Your task
Retype the material word for word, starting with its first line and going on through the line containing "level-price-tag-text: 110,407.14 (1738, 438, 1802, 453)", with both of those lines included.
= = =
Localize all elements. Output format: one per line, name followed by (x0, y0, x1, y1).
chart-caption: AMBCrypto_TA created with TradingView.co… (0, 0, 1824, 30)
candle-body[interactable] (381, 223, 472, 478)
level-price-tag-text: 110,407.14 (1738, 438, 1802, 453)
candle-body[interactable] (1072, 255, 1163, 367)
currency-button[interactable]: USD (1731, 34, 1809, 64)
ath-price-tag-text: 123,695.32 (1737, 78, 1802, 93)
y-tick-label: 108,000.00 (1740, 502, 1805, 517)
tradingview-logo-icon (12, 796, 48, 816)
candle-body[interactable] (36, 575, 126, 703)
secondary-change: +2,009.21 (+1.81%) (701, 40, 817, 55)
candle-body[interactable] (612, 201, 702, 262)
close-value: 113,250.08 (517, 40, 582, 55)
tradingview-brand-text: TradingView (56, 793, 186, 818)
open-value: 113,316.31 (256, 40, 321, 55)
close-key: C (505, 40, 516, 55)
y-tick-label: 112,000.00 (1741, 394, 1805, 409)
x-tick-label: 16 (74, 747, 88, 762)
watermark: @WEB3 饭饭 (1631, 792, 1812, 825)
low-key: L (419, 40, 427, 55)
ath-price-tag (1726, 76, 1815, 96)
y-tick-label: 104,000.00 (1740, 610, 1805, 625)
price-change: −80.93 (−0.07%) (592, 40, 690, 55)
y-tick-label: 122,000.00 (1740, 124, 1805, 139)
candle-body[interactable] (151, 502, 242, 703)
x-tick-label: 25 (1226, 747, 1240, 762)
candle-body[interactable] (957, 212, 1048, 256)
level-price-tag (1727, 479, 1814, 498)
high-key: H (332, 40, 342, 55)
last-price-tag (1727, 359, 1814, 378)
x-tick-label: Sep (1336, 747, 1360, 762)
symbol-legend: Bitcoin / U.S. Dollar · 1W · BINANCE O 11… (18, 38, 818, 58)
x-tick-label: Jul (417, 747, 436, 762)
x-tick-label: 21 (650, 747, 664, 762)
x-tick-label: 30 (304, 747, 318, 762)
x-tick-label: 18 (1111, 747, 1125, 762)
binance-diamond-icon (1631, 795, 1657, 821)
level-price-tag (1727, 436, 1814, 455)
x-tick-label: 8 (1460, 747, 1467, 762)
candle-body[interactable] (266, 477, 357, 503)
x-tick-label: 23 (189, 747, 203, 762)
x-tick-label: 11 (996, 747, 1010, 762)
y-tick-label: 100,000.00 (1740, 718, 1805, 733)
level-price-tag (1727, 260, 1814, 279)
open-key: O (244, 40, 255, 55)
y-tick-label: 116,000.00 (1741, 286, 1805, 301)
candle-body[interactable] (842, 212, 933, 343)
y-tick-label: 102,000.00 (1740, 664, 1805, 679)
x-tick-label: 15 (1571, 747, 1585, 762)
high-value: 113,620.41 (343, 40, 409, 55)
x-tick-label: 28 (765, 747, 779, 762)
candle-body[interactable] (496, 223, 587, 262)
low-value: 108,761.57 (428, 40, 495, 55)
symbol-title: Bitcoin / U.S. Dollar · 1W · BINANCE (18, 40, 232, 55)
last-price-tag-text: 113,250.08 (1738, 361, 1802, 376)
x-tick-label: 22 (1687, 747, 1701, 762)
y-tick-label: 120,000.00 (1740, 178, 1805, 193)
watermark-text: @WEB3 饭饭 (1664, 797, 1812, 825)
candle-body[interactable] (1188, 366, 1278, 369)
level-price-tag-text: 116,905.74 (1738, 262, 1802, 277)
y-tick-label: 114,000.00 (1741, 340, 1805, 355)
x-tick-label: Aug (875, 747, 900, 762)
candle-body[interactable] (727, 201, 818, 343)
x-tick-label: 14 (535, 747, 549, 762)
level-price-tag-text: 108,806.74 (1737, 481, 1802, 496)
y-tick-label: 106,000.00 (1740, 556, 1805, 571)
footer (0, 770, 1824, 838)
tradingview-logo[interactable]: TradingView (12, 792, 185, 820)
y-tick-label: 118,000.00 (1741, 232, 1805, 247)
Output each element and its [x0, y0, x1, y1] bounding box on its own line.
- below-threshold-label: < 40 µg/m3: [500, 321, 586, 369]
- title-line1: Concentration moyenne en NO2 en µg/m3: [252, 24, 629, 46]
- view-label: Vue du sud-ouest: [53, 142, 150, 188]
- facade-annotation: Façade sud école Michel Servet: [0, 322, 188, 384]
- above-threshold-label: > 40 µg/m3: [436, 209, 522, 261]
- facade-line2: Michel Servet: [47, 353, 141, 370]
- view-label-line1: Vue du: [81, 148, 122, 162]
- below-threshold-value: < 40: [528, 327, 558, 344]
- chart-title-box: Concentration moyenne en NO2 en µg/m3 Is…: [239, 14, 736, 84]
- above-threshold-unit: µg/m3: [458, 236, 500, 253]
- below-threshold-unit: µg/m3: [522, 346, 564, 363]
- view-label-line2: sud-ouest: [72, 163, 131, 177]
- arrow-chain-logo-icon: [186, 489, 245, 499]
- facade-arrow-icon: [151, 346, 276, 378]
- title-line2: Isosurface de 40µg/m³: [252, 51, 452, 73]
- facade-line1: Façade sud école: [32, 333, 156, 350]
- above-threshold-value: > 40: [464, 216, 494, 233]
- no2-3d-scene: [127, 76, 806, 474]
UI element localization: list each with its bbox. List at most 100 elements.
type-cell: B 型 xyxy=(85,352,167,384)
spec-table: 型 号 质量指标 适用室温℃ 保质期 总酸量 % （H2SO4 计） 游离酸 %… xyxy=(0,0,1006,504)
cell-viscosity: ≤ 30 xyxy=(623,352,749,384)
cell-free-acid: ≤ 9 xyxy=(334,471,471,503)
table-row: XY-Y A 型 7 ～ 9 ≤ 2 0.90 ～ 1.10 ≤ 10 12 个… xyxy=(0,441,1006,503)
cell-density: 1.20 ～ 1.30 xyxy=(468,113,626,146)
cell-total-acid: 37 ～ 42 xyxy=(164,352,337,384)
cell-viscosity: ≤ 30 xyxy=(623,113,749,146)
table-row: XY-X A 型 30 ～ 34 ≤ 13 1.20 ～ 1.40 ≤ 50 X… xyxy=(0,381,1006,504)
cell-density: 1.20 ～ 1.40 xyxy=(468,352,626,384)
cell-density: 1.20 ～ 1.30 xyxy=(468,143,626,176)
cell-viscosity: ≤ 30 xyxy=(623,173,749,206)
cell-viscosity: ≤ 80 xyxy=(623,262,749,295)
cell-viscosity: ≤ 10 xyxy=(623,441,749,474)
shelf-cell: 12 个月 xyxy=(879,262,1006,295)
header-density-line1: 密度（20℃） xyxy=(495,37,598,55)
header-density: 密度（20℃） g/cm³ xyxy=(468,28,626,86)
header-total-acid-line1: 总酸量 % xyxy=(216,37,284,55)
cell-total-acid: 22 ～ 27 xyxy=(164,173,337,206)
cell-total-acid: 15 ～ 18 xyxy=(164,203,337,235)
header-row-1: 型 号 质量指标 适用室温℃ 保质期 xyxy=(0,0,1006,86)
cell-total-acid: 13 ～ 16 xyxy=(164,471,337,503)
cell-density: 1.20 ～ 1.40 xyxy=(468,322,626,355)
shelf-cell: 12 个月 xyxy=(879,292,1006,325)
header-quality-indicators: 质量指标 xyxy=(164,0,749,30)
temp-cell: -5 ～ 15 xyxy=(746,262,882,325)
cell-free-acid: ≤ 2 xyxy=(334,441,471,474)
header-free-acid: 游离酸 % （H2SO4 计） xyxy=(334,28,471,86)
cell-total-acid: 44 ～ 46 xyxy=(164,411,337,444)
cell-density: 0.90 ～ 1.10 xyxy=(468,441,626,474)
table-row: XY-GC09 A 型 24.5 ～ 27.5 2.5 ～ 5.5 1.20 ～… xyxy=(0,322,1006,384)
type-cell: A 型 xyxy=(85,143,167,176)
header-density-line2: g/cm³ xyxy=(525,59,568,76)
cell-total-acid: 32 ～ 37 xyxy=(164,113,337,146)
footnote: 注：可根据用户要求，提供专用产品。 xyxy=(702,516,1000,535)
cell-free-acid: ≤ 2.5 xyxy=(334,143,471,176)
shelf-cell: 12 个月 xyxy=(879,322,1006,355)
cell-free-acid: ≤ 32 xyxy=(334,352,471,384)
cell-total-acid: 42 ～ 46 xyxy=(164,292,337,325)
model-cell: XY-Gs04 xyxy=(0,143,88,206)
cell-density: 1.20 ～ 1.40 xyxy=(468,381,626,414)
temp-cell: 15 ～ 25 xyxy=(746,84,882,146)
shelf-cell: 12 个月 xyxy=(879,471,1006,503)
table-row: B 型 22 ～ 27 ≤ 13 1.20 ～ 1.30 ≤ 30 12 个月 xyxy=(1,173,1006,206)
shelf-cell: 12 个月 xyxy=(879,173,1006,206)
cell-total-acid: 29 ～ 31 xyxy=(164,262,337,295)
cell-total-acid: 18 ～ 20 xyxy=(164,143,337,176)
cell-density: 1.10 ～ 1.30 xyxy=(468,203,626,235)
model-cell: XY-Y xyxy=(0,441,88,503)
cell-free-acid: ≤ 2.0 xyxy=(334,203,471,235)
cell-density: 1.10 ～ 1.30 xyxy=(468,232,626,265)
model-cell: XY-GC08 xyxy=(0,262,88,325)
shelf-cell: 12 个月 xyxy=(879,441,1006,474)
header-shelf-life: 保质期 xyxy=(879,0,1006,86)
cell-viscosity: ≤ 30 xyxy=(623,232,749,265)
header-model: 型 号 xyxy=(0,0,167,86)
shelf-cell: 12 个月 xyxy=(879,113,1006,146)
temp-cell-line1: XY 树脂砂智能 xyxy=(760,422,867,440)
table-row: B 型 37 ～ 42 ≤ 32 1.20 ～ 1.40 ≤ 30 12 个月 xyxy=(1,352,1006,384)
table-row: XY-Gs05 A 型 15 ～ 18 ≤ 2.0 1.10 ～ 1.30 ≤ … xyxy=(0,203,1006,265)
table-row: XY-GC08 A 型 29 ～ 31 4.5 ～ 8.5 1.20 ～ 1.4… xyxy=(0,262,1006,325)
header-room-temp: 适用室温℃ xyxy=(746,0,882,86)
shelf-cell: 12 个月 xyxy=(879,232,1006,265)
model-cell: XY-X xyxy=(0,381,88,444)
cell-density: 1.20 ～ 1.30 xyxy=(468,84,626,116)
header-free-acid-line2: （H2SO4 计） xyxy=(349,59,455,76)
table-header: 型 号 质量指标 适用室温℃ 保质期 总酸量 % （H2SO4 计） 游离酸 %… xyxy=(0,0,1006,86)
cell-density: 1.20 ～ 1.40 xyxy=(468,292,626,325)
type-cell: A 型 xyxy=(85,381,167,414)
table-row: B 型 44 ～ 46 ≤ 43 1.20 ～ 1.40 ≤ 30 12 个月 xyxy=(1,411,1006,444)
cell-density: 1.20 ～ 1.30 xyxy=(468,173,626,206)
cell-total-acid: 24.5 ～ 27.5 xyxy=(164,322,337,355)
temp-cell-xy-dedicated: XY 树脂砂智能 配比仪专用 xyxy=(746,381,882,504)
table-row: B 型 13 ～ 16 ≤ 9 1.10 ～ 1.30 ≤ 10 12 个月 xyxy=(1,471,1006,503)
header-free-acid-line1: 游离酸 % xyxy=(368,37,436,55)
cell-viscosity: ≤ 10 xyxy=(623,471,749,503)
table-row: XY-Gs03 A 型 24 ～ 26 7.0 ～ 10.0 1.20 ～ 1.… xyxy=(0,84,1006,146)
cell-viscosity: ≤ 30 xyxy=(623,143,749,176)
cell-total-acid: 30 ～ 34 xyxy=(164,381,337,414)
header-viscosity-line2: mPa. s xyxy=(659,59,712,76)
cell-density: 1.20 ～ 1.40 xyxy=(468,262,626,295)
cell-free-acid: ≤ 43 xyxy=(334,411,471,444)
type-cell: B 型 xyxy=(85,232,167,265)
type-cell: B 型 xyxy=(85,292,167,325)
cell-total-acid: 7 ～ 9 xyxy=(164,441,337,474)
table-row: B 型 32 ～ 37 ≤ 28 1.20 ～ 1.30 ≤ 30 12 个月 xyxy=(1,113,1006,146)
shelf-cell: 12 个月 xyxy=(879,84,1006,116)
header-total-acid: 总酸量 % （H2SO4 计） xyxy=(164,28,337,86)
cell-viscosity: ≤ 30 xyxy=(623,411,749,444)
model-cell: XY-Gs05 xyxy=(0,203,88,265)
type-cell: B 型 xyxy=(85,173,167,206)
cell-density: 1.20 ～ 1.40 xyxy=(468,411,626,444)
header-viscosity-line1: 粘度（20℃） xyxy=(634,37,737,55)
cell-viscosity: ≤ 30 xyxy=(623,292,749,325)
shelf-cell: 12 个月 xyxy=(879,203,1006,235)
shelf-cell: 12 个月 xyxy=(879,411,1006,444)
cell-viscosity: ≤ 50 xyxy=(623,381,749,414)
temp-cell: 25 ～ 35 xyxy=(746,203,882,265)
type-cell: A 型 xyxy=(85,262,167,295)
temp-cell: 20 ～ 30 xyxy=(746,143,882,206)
= = =
Solution for this exercise
Localize all elements. Output format: one per line, name followed by (x0, y0, x1, y1).
chart-caption: AMBCrypto_TA created with TradingView.co… (0, 0, 1824, 30)
candle-body[interactable] (381, 223, 472, 478)
level-price-tag-text: 110,407.14 (1738, 438, 1802, 453)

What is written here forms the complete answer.